Exercise tasks ->
A: From the nlopt exception question, please copy the passage starting with "Reputation: 3387" and going on through "locate the exception.".
B: In the nlopt exception question, the program was terminated after throwing an instance of what type?

Reputation: 3387
I am calling a function which comes from a static library, it threw nlopt exception, so I used the following code to locate the exception.
try
{
reg_info("Before GP");
omp_set_num_threads(1);
GP predictor(train_in, train_out);
predictor.set_noise_lower_bound(1e-3);
reg_info("Before Train");
predictor.train();
reg_info("After Train");
reg_info("Before Predict");
predictor.predict(pred_in, pred_y, pred_s2);
reg_info("After Predict");
reg_info("After GP");
}
catch(...)
{
reg_info("Exception");
}
But I got the following output message:
Info : Before GP
Info : Before Train
terminate called after throwing an instance of 'nlopt::forced_stop'
what(): nlopt forced stop
It seems that the predictor.train();
threw the exception, but why didn't it caught by catch(...)
? shouldn't it catch everything?
It looked at the source code of GP::train()

Supplied entries ->
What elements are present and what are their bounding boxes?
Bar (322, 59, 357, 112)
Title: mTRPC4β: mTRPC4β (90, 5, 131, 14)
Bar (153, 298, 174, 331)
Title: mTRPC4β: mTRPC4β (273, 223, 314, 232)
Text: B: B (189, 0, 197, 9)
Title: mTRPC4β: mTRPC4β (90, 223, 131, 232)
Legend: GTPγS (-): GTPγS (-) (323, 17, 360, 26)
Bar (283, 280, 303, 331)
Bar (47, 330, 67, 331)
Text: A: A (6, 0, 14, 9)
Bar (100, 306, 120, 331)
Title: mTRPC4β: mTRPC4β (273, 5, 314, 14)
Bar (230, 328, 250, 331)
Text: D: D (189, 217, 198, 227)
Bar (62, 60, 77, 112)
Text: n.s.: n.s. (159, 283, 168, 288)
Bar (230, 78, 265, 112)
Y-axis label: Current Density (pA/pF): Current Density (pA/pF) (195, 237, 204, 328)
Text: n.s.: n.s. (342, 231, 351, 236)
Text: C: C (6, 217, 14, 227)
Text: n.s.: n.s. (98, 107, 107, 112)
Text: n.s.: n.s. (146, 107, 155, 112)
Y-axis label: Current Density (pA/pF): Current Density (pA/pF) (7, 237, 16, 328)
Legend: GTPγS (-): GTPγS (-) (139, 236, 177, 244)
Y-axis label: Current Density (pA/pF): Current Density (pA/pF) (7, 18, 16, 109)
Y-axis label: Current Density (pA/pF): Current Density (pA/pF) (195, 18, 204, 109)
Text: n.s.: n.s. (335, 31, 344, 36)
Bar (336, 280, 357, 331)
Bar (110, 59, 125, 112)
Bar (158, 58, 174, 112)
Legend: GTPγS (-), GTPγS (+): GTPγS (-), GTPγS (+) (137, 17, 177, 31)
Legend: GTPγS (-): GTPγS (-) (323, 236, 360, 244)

Task-by-task outputs ->
A:
Reputation: 3387
I am calling a function which comes from a static library, it threw nlopt exception, so I used the following code to locate the exception.

B: 'nlopt::forced_stop'